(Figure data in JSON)
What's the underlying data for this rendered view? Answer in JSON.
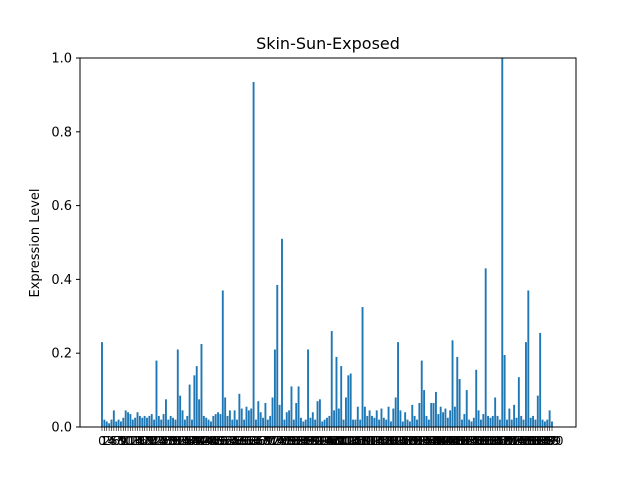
{
  "chart_data": {
    "type": "bar",
    "title": "Skin-Sun-Exposed",
    "xlabel": "",
    "ylabel": "Expression Level",
    "ylim": [
      0,
      1.0
    ],
    "yticks": [
      "0.0",
      "0.2",
      "0.4",
      "0.6",
      "0.8",
      "1.0"
    ],
    "grid": false,
    "legend": "none",
    "bar_color": "#1f77b4",
    "values": [
      0.23,
      0.02,
      0.015,
      0.01,
      0.02,
      0.045,
      0.015,
      0.02,
      0.015,
      0.025,
      0.045,
      0.04,
      0.035,
      0.02,
      0.025,
      0.04,
      0.03,
      0.025,
      0.03,
      0.025,
      0.03,
      0.035,
      0.02,
      0.18,
      0.03,
      0.02,
      0.035,
      0.075,
      0.02,
      0.03,
      0.025,
      0.02,
      0.21,
      0.085,
      0.045,
      0.02,
      0.03,
      0.115,
      0.02,
      0.14,
      0.165,
      0.075,
      0.225,
      0.03,
      0.025,
      0.02,
      0.015,
      0.03,
      0.035,
      0.04,
      0.035,
      0.37,
      0.08,
      0.03,
      0.045,
      0.02,
      0.045,
      0.02,
      0.09,
      0.05,
      0.02,
      0.055,
      0.045,
      0.05,
      0.935,
      0.02,
      0.07,
      0.04,
      0.025,
      0.065,
      0.02,
      0.03,
      0.08,
      0.21,
      0.385,
      0.06,
      0.51,
      0.02,
      0.04,
      0.045,
      0.11,
      0.02,
      0.065,
      0.11,
      0.025,
      0.015,
      0.02,
      0.21,
      0.025,
      0.04,
      0.02,
      0.07,
      0.075,
      0.015,
      0.02,
      0.025,
      0.03,
      0.26,
      0.045,
      0.19,
      0.05,
      0.165,
      0.02,
      0.08,
      0.14,
      0.145,
      0.02,
      0.02,
      0.055,
      0.02,
      0.325,
      0.055,
      0.03,
      0.045,
      0.03,
      0.025,
      0.045,
      0.02,
      0.05,
      0.025,
      0.02,
      0.055,
      0.015,
      0.05,
      0.08,
      0.23,
      0.045,
      0.015,
      0.04,
      0.02,
      0.015,
      0.06,
      0.03,
      0.02,
      0.065,
      0.18,
      0.1,
      0.03,
      0.02,
      0.065,
      0.065,
      0.095,
      0.035,
      0.055,
      0.04,
      0.05,
      0.025,
      0.045,
      0.235,
      0.055,
      0.19,
      0.13,
      0.02,
      0.035,
      0.1,
      0.02,
      0.015,
      0.025,
      0.155,
      0.045,
      0.02,
      0.035,
      0.43,
      0.03,
      0.025,
      0.03,
      0.08,
      0.03,
      0.02,
      1.0,
      0.195,
      0.02,
      0.05,
      0.02,
      0.06,
      0.025,
      0.135,
      0.03,
      0.02,
      0.23,
      0.37,
      0.025,
      0.03,
      0.02,
      0.085,
      0.255,
      0.02,
      0.015,
      0.02,
      0.045,
      0.015
    ],
    "x_tick_labels_note": "crowded overlapping index labels 0..N",
    "xtick_first": "0",
    "xtick_last": "9"
  }
}
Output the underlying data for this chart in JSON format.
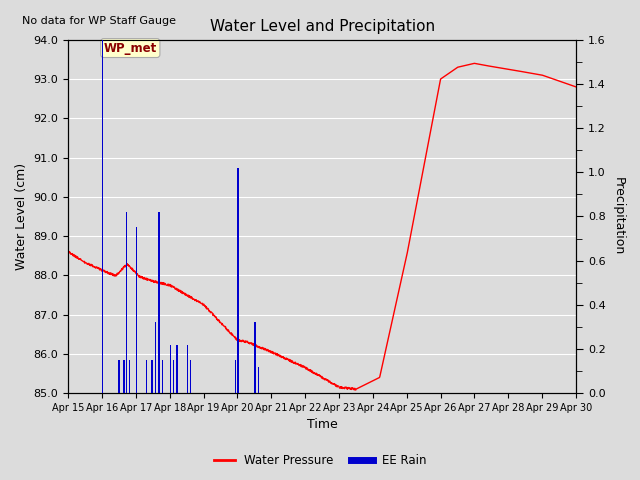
{
  "title": "Water Level and Precipitation",
  "top_left_text": "No data for WP Staff Gauge",
  "ylabel_left": "Water Level (cm)",
  "ylabel_right": "Precipitation",
  "xlabel": "Time",
  "ylim_left": [
    85.0,
    94.0
  ],
  "ylim_right": [
    0.0,
    1.6
  ],
  "yticks_left": [
    85.0,
    86.0,
    87.0,
    88.0,
    89.0,
    90.0,
    91.0,
    92.0,
    93.0,
    94.0
  ],
  "yticks_right_labeled": [
    0.0,
    0.2,
    0.4,
    0.6,
    0.8,
    1.0,
    1.2,
    1.4,
    1.6
  ],
  "xtick_labels": [
    "Apr 15",
    "Apr 16",
    "Apr 17",
    "Apr 18",
    "Apr 19",
    "Apr 20",
    "Apr 21",
    "Apr 22",
    "Apr 23",
    "Apr 24",
    "Apr 25",
    "Apr 26",
    "Apr 27",
    "Apr 28",
    "Apr 29",
    "Apr 30"
  ],
  "bg_color": "#dcdcdc",
  "grid_color": "#ffffff",
  "red_line_color": "#ff0000",
  "blue_bar_color": "#0000cd",
  "legend_entries": [
    "Water Pressure",
    "EE Rain"
  ],
  "wp_met_label": "WP_met",
  "wp_met_label_color": "#8b0000",
  "wp_met_box_facecolor": "#ffffcc",
  "wp_met_box_edgecolor": "#aaaaaa",
  "rain_x": [
    16.02,
    16.5,
    16.65,
    16.72,
    16.82,
    17.02,
    17.32,
    17.48,
    17.58,
    17.68,
    17.78,
    18.02,
    18.12,
    18.22,
    18.52,
    18.62,
    19.95,
    20.02,
    20.52,
    20.62
  ],
  "rain_y": [
    1.6,
    0.15,
    0.15,
    0.82,
    0.15,
    0.75,
    0.15,
    0.15,
    0.32,
    0.82,
    0.15,
    0.22,
    0.15,
    0.22,
    0.22,
    0.15,
    0.15,
    1.02,
    0.32,
    0.12
  ],
  "bar_width": 0.04
}
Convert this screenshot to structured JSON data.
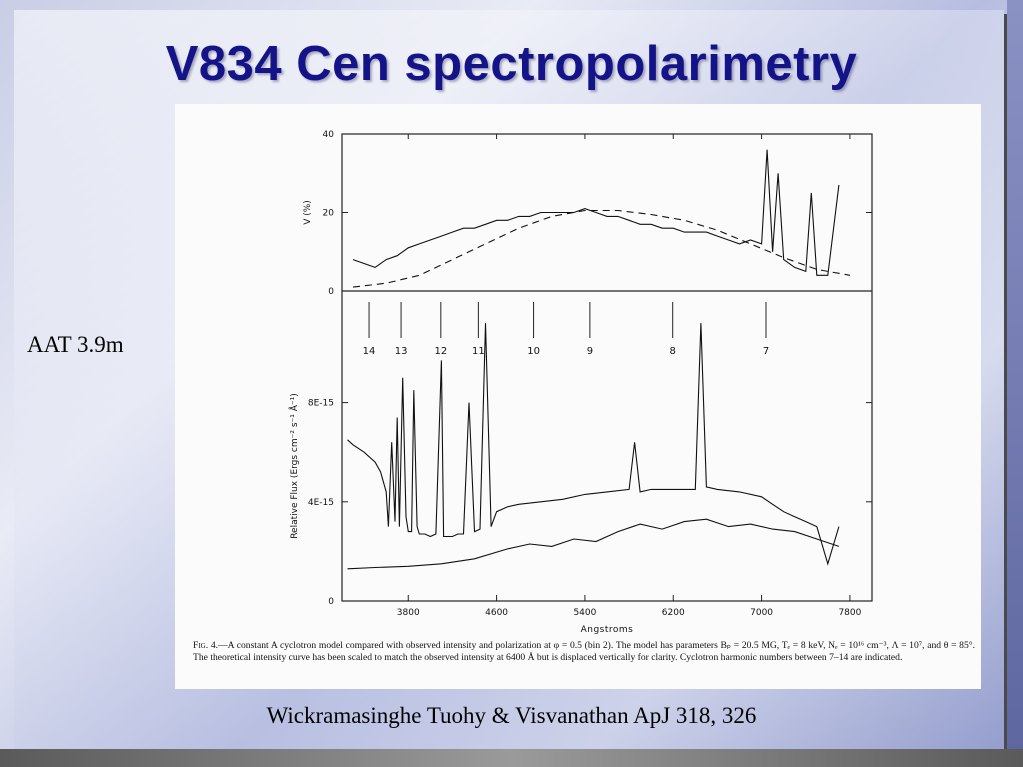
{
  "slide": {
    "title": "V834 Cen spectropolarimetry",
    "side_label": "AAT 3.9m",
    "citation": "Wickramasinghe Tuohy & Visvanathan ApJ 318, 326"
  },
  "figure": {
    "caption_lead": "Fig. 4.",
    "caption_text": "—A constant A cyclotron model compared with observed intensity and polarization at φ = 0.5 (bin 2). The model has parameters Bₚ = 20.5 MG, Tₑ = 8 keV, Nₑ = 10¹⁶ cm⁻³, Λ = 10⁷, and θ = 85°. The theoretical intensity curve has been scaled to match the observed intensity at 6400 Å but is displaced vertically for clarity. Cyclotron harmonic numbers between 7–14 are indicated."
  },
  "chart_data": [
    {
      "type": "line",
      "panel": "polarization",
      "ylabel": "V (%)",
      "ylim": [
        0,
        40
      ],
      "yticks": [
        "0",
        "20",
        "40"
      ],
      "xlim": [
        3200,
        8000
      ],
      "series": [
        {
          "style": "solid",
          "x": [
            3300,
            3400,
            3500,
            3600,
            3700,
            3800,
            3900,
            4000,
            4100,
            4200,
            4300,
            4400,
            4500,
            4600,
            4700,
            4800,
            4900,
            5000,
            5100,
            5200,
            5300,
            5400,
            5500,
            5600,
            5700,
            5800,
            5900,
            6000,
            6100,
            6200,
            6300,
            6400,
            6500,
            6600,
            6700,
            6800,
            6900,
            7000,
            7050,
            7100,
            7150,
            7200,
            7300,
            7400,
            7450,
            7500,
            7600,
            7700
          ],
          "y": [
            8,
            7,
            6,
            8,
            9,
            11,
            12,
            13,
            14,
            15,
            16,
            16,
            17,
            18,
            18,
            19,
            19,
            20,
            20,
            20,
            20,
            21,
            20,
            19,
            19,
            18,
            17,
            17,
            16,
            16,
            15,
            15,
            15,
            14,
            13,
            12,
            13,
            12,
            36,
            10,
            30,
            8,
            6,
            5,
            25,
            4,
            4,
            27
          ]
        },
        {
          "style": "dashed",
          "x": [
            3300,
            3600,
            3900,
            4200,
            4500,
            4800,
            5100,
            5400,
            5700,
            6000,
            6300,
            6600,
            6900,
            7200,
            7500,
            7800
          ],
          "y": [
            1,
            2,
            4,
            8,
            12,
            16,
            19,
            20.5,
            20.5,
            19.5,
            18,
            15.5,
            12,
            8.5,
            5.5,
            4
          ]
        }
      ]
    },
    {
      "type": "line",
      "panel": "flux",
      "xlabel": "Angstroms",
      "ylabel": "Relative Flux (Ergs cm⁻² s⁻¹ Å⁻¹)",
      "xticks": [
        3800,
        4600,
        5400,
        6200,
        7000,
        7800
      ],
      "yticks": [
        "0",
        "4E-15",
        "8E-15"
      ],
      "ylim": [
        0,
        1.25e-14
      ],
      "xlim": [
        3200,
        8000
      ],
      "harmonics": [
        {
          "label": "14",
          "x": 3445
        },
        {
          "label": "13",
          "x": 3735
        },
        {
          "label": "12",
          "x": 4095
        },
        {
          "label": "11",
          "x": 4435
        },
        {
          "label": "10",
          "x": 4935
        },
        {
          "label": "9",
          "x": 5445
        },
        {
          "label": "8",
          "x": 6195
        },
        {
          "label": "7",
          "x": 7040
        }
      ],
      "series": [
        {
          "style": "solid",
          "name": "observed",
          "x": [
            3250,
            3300,
            3400,
            3500,
            3550,
            3600,
            3620,
            3650,
            3680,
            3700,
            3720,
            3750,
            3780,
            3800,
            3830,
            3850,
            3880,
            3900,
            3950,
            4000,
            4050,
            4100,
            4120,
            4150,
            4200,
            4250,
            4300,
            4350,
            4400,
            4450,
            4500,
            4550,
            4600,
            4700,
            4800,
            5000,
            5200,
            5400,
            5600,
            5800,
            5850,
            5900,
            6000,
            6200,
            6400,
            6450,
            6500,
            6600,
            6800,
            7000,
            7100,
            7200,
            7300,
            7400,
            7500,
            7600,
            7700
          ],
          "y": [
            6.5e-15,
            6.3e-15,
            6e-15,
            5.6e-15,
            5.2e-15,
            4.4e-15,
            3e-15,
            6.4e-15,
            3.2e-15,
            7.4e-15,
            3e-15,
            9e-15,
            3.4e-15,
            2.8e-15,
            2.8e-15,
            8.5e-15,
            3e-15,
            2.7e-15,
            2.7e-15,
            2.6e-15,
            2.7e-15,
            9.7e-15,
            2.6e-15,
            2.6e-15,
            2.6e-15,
            2.7e-15,
            2.7e-15,
            8e-15,
            2.8e-15,
            2.9e-15,
            1.12e-14,
            3e-15,
            3.6e-15,
            3.8e-15,
            3.9e-15,
            4e-15,
            4.1e-15,
            4.3e-15,
            4.4e-15,
            4.5e-15,
            6.4e-15,
            4.4e-15,
            4.5e-15,
            4.5e-15,
            4.5e-15,
            1.12e-14,
            4.6e-15,
            4.5e-15,
            4.4e-15,
            4.2e-15,
            3.9e-15,
            3.6e-15,
            3.4e-15,
            3.2e-15,
            3e-15,
            1.5e-15,
            3e-15
          ]
        },
        {
          "style": "solid",
          "name": "model",
          "x": [
            3250,
            3500,
            3800,
            4100,
            4400,
            4700,
            4900,
            5100,
            5300,
            5500,
            5700,
            5900,
            6100,
            6300,
            6500,
            6700,
            6900,
            7100,
            7300,
            7500,
            7700
          ],
          "y": [
            1.3e-15,
            1.35e-15,
            1.4e-15,
            1.5e-15,
            1.7e-15,
            2.1e-15,
            2.3e-15,
            2.2e-15,
            2.5e-15,
            2.4e-15,
            2.8e-15,
            3.1e-15,
            2.9e-15,
            3.2e-15,
            3.3e-15,
            3e-15,
            3.1e-15,
            2.9e-15,
            2.8e-15,
            2.5e-15,
            2.2e-15
          ]
        }
      ]
    }
  ]
}
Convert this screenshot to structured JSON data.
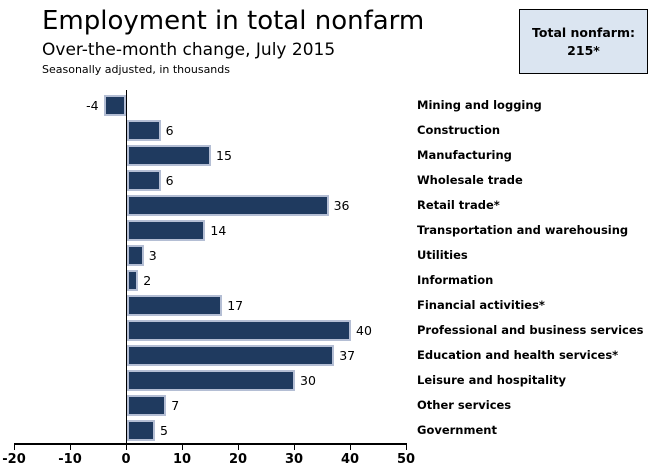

§ **SHORT TASK**
Scan the material above for the string "underlying" and return the lines that hold it.

§ **EXPECTED ANSWER**
What's the underlying data for this rendered view? Answer in JSON.
Output the underlying data for this chart in JSON format.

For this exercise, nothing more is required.